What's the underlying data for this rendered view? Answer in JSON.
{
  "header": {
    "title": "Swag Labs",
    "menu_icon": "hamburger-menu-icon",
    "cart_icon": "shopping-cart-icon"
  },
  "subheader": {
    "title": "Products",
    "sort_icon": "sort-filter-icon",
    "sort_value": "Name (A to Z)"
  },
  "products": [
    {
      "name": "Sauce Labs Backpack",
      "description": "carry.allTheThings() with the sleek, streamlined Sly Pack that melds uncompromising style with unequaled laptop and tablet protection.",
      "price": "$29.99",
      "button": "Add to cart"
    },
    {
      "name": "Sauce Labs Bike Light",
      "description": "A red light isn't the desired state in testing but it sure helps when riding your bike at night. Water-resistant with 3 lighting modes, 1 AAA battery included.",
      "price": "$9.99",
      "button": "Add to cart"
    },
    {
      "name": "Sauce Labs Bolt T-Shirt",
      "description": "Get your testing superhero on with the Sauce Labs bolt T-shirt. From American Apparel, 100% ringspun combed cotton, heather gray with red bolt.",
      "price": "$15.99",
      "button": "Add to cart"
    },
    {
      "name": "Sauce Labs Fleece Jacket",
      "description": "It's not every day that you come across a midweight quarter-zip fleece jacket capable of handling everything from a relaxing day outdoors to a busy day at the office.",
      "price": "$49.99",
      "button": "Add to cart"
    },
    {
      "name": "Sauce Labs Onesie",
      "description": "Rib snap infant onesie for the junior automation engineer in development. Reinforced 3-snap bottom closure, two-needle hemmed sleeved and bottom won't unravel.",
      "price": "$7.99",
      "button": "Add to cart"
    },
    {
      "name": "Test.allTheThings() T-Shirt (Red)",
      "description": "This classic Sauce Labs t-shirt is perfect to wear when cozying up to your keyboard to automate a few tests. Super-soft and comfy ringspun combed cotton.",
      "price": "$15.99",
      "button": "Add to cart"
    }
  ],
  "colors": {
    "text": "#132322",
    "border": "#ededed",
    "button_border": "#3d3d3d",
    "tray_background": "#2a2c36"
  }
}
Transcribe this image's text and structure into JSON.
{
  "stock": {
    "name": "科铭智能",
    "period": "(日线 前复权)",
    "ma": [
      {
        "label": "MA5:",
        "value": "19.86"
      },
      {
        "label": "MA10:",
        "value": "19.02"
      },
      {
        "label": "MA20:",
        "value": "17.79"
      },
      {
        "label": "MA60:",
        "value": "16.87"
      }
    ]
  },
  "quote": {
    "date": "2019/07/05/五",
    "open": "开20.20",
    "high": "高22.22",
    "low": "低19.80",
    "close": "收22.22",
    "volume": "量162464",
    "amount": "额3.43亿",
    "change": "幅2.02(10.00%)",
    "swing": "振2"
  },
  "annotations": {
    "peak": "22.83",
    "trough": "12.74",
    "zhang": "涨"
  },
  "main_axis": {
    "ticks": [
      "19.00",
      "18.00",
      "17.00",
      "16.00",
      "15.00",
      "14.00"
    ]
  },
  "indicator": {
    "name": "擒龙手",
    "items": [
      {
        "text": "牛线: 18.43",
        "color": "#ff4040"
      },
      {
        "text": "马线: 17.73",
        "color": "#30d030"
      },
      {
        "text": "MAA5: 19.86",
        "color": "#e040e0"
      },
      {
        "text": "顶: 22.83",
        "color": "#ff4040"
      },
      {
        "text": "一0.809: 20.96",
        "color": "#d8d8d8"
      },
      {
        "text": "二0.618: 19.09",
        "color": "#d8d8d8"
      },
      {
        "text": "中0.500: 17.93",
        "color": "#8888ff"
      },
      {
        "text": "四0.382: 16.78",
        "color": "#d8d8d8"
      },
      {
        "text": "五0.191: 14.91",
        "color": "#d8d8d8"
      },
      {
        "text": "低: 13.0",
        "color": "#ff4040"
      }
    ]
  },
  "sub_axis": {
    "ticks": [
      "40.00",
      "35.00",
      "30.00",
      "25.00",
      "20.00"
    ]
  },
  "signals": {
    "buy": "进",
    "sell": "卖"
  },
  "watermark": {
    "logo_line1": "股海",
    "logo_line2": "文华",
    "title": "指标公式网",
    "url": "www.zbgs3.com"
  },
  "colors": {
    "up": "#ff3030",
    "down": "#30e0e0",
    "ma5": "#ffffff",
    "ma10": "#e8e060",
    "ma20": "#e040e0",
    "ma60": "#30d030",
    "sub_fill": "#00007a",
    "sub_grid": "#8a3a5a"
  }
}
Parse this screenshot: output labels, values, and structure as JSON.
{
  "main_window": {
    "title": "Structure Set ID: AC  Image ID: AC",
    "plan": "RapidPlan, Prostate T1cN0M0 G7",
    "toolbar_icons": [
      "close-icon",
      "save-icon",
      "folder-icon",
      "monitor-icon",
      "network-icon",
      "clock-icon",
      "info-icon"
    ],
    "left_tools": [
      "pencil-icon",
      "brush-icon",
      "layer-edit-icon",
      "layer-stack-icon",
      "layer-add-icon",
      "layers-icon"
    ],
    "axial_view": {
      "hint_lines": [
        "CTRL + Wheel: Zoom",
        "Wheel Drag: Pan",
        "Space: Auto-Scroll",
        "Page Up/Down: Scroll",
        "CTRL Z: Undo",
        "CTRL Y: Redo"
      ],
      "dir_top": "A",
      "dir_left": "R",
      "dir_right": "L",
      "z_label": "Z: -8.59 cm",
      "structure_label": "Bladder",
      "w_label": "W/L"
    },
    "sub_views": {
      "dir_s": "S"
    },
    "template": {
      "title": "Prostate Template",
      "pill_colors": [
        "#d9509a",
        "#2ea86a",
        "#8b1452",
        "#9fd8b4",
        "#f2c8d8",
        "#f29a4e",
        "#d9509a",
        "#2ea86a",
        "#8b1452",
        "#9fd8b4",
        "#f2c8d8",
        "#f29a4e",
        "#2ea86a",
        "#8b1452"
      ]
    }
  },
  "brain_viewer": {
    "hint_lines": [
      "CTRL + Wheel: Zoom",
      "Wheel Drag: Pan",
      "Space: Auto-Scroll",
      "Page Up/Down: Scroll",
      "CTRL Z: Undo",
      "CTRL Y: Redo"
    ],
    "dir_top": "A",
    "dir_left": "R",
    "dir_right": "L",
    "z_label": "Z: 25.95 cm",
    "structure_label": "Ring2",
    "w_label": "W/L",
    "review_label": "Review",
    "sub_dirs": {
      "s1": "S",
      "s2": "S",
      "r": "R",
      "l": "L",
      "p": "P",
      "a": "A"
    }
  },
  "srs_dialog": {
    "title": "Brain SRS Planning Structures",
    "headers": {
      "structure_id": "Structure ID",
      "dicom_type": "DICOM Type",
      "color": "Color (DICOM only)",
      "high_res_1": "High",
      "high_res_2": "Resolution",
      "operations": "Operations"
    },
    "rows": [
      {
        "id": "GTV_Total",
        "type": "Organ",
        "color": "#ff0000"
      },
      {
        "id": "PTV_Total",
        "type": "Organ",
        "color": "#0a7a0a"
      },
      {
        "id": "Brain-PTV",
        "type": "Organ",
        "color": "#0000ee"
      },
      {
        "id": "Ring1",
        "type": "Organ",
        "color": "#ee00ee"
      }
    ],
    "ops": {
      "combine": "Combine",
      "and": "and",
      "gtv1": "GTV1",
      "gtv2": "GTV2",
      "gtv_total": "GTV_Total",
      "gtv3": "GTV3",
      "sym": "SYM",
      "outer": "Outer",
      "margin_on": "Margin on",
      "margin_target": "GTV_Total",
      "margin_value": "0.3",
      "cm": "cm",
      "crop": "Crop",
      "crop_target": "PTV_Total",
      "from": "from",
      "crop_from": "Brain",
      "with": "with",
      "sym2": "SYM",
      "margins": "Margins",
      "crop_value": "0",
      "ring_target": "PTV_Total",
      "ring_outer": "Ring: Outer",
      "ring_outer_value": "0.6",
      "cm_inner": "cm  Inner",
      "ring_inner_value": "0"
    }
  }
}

» What to work on
Select and copy each line from the data that includes the word "title".

» Response below
    "title": "Swag Labs",
    "title": "Products",
    "title": "指标公式网",
    "title": "Structure Set ID: AC  Image ID: AC",
      "title": "Prostate Template",
    "title": "Brain SRS Planning Structures",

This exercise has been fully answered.